— Instructions for the task —
Please determine how many lines of the material include the word "House", and respond with nothing but that number.

•••••

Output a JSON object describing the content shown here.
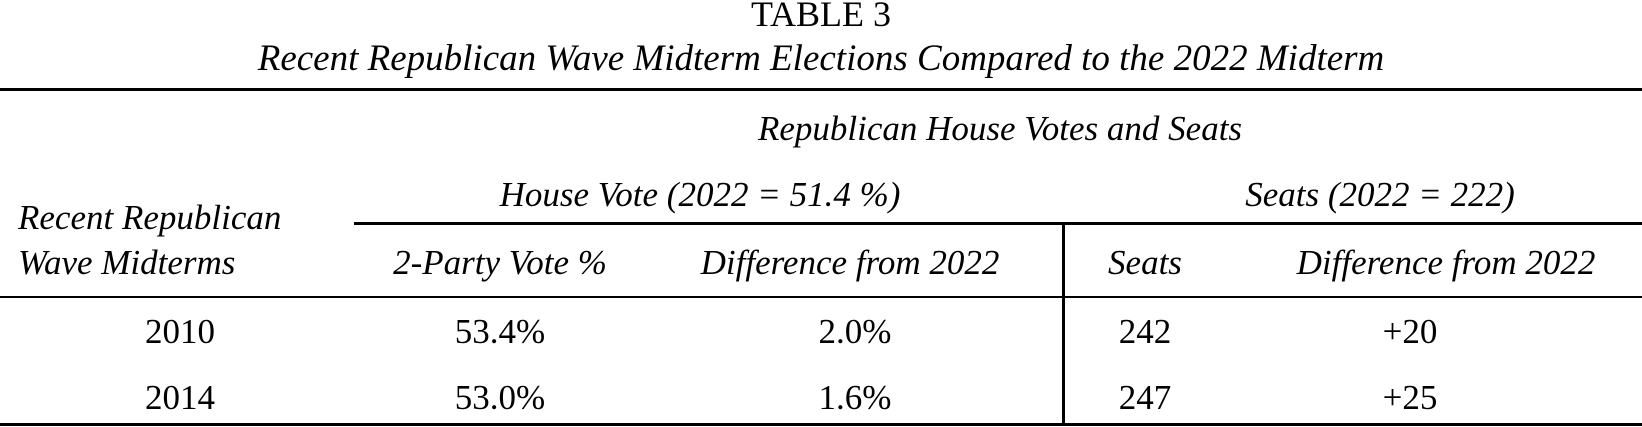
{
  "title": {
    "number": "TABLE 3",
    "caption": "Recent Republican Wave Midterm Elections Compared to the 2022 Midterm"
  },
  "header": {
    "super_group": "Republican House Votes and Seats",
    "row_label_line1": "Recent Republican",
    "row_label_line2": "Wave Midterms",
    "group_vote": "House Vote (2022 = 51.4 %)",
    "group_seats": "Seats (2022 = 222)",
    "col_vote_pct": "2-Party Vote %",
    "col_vote_diff": "Difference from 2022",
    "col_seats": "Seats",
    "col_seats_diff": "Difference from 2022"
  },
  "rows": [
    {
      "year": "2010",
      "vote_pct": "53.4%",
      "vote_diff": "2.0%",
      "seats": "242",
      "seats_diff": "+20"
    },
    {
      "year": "2014",
      "vote_pct": "53.0%",
      "vote_diff": "1.6%",
      "seats": "247",
      "seats_diff": "+25"
    }
  ]
}
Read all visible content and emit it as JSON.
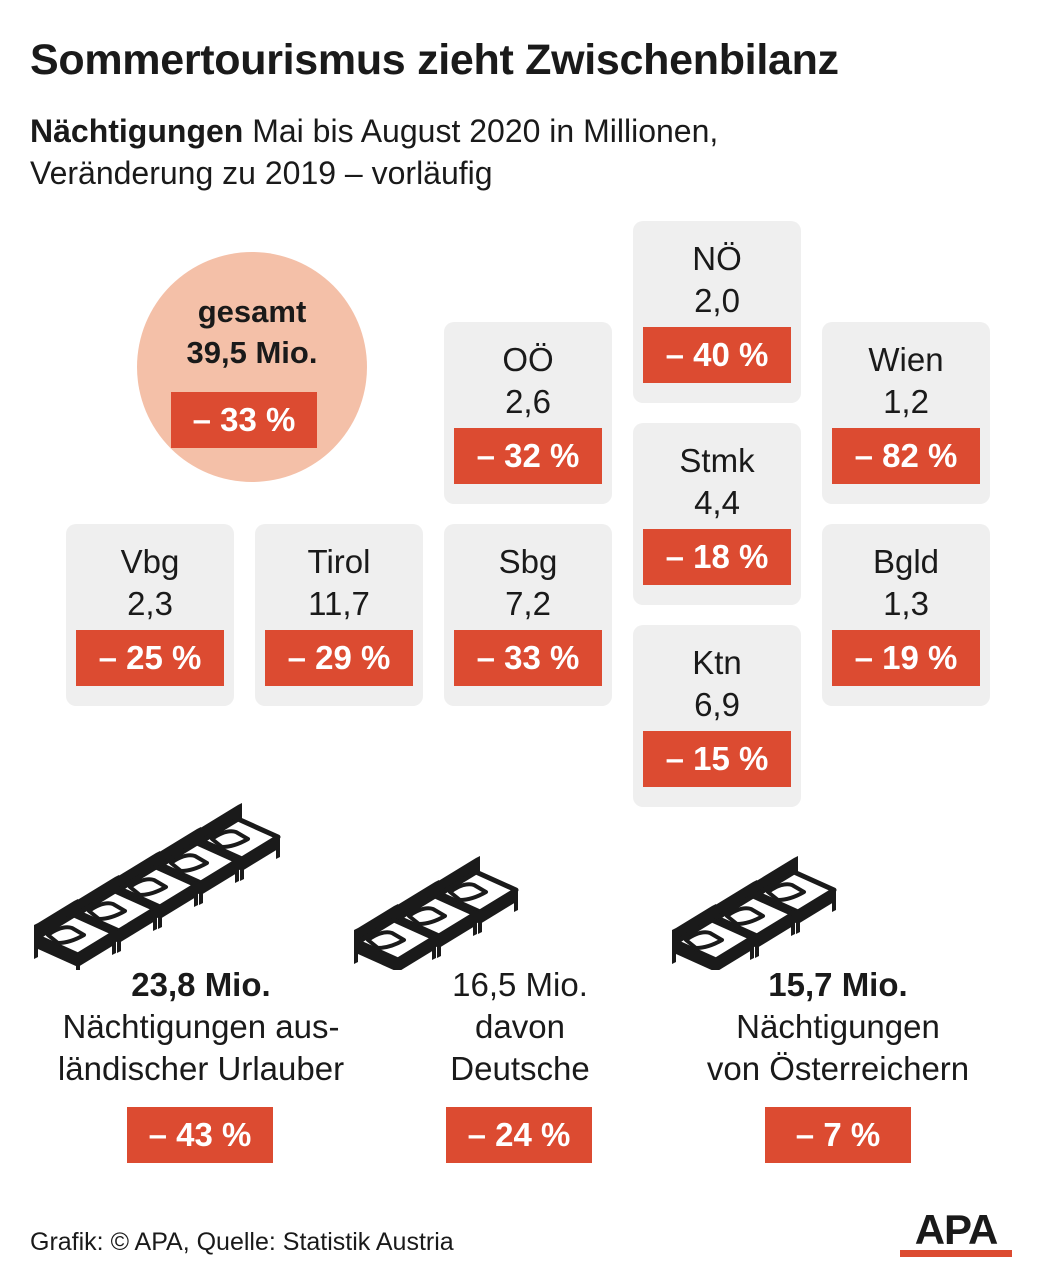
{
  "title": "Sommertourismus zieht Zwischenbilanz",
  "subtitle": {
    "bold": "Nächtigungen",
    "line1_rest": " Mai bis August 2020 in Millionen,",
    "line2": "Veränderung zu 2019 – vorläufig"
  },
  "total": {
    "label": "gesamt",
    "value": "39,5 Mio.",
    "change": "– 33 %"
  },
  "colors": {
    "badge": "#dc4b31",
    "tile": "#efefef",
    "circle": "#f4c0a8",
    "text": "#1a1a1a"
  },
  "chart_data": {
    "type": "table",
    "unit": "Mio. Nächtigungen",
    "regions": [
      {
        "name": "NÖ",
        "value": "2,0",
        "change": "– 40 %"
      },
      {
        "name": "OÖ",
        "value": "2,6",
        "change": "– 32 %"
      },
      {
        "name": "Wien",
        "value": "1,2",
        "change": "– 82 %"
      },
      {
        "name": "Stmk",
        "value": "4,4",
        "change": "– 18 %"
      },
      {
        "name": "Vbg",
        "value": "2,3",
        "change": "– 25 %"
      },
      {
        "name": "Tirol",
        "value": "11,7",
        "change": "– 29 %"
      },
      {
        "name": "Sbg",
        "value": "7,2",
        "change": "– 33 %"
      },
      {
        "name": "Bgld",
        "value": "1,3",
        "change": "– 19 %"
      },
      {
        "name": "Ktn",
        "value": "6,9",
        "change": "– 15 %"
      }
    ]
  },
  "stats": [
    {
      "amount": "23,8 Mio.",
      "desc_lines": [
        "Nächtigungen aus-",
        "ländischer Urlauber"
      ],
      "change": "– 43 %",
      "beds_icon": "five-beds-icon"
    },
    {
      "amount": "16,5 Mio.",
      "desc_lines": [
        "davon",
        "Deutsche"
      ],
      "change": "– 24 %",
      "beds_icon": "three-beds-icon"
    },
    {
      "amount": "15,7 Mio.",
      "desc_lines": [
        "Nächtigungen",
        "von Österreichern"
      ],
      "change": "– 7 %",
      "beds_icon": "three-beds-icon"
    }
  ],
  "source": "Grafik: © APA, Quelle: Statistik Austria",
  "logo": "APA"
}
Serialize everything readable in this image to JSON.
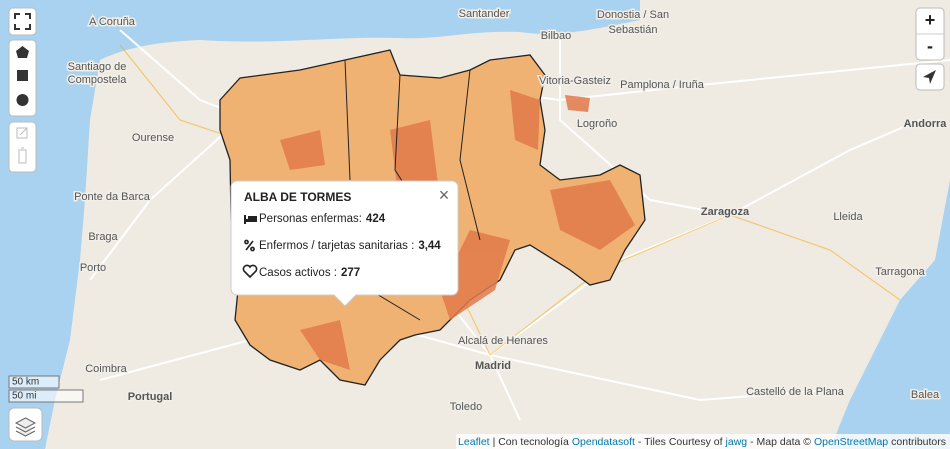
{
  "map": {
    "places": [
      "A Coruña",
      "Santander",
      "Donostia / San",
      "Sebastián",
      "Bilbao",
      "Santiago de",
      "Compostela",
      "Vitoria-Gasteiz",
      "Pamplona / Iruña",
      "Ourense",
      "Logroño",
      "Andorra",
      "Ponte da Barca",
      "Zaragoza",
      "Braga",
      "Porto",
      "Lleida",
      "Tarragona",
      "Coimbra",
      "Alcalá de Henares",
      "Madrid",
      "Portugal",
      "Toledo",
      "Castelló de la Plana",
      "Balea"
    ],
    "popup": {
      "title": "ALBA DE TORMES",
      "rows": [
        {
          "label": "Personas enfermas:",
          "value": 424
        },
        {
          "label": "Enfermos / tarjetas sanitarias :",
          "value": "3,44"
        },
        {
          "label": "Casos activos :",
          "value": 277
        }
      ]
    },
    "zoom": {
      "in": "+",
      "out": "-"
    },
    "scale": {
      "metric": "50 km",
      "imperial": "50 mi"
    },
    "attribution": [
      "Leaflet",
      "| Con tecnología",
      "Opendatasoft",
      "- Tiles Courtesy of",
      "jawg",
      "- Map data ©",
      "OpenStreetMap",
      "contributors"
    ]
  }
}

•••••

— Exercise result —
2